_Short problem_: Below are records. Copy every line with "Antal" in it.

begin Data for this task

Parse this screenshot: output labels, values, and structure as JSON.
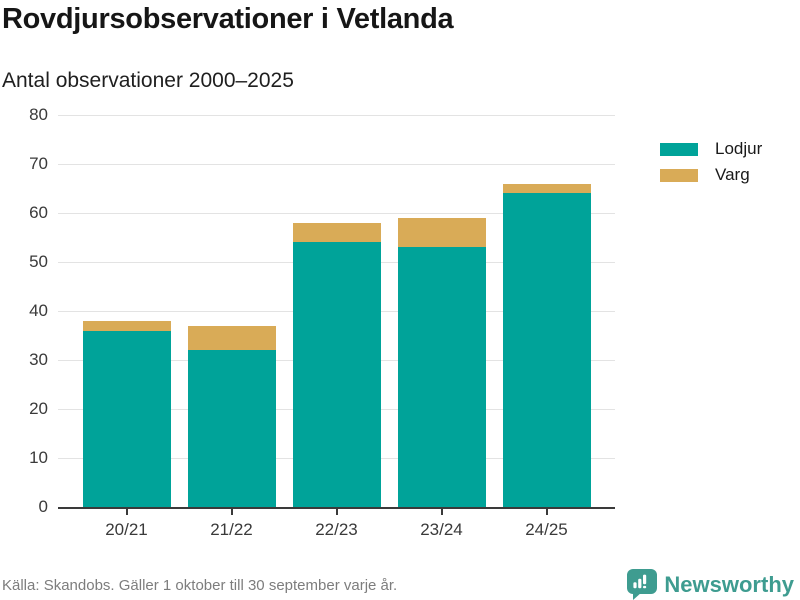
{
  "header": {
    "title": "Rovdjursobservationer i Vetlanda",
    "subtitle": "Antal observationer 2000–2025"
  },
  "chart_data": {
    "type": "bar",
    "stacked": true,
    "title": "Rovdjursobservationer i Vetlanda",
    "subtitle": "Antal observationer 2000–2025",
    "categories": [
      "20/21",
      "21/22",
      "22/23",
      "23/24",
      "24/25"
    ],
    "series": [
      {
        "name": "Lodjur",
        "color": "#00a399",
        "values": [
          36,
          32,
          54,
          53,
          64
        ]
      },
      {
        "name": "Varg",
        "color": "#d9ab57",
        "values": [
          2,
          5,
          4,
          6,
          2
        ]
      }
    ],
    "stack_totals": [
      38,
      37,
      58,
      59,
      66
    ],
    "xlabel": "",
    "ylabel": "Antal observationer",
    "ylim": [
      0,
      80
    ],
    "ytick_step": 10,
    "grid": true,
    "gridline_color": "#e3e3e3",
    "axis_color": "#3a3a3a",
    "legend_position": "right"
  },
  "footer": {
    "source": "Källa: Skandobs. Gäller 1 oktober till 30 september varje år.",
    "brand": "Newsworthy",
    "brand_color": "#3e9c90"
  }
}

end Data for this task

_Result of the exercise_:
    "subtitle": "Antal observationer 2000–2025"
    "subtitle": "Antal observationer 2000–2025",
    "ylabel": "Antal observationer",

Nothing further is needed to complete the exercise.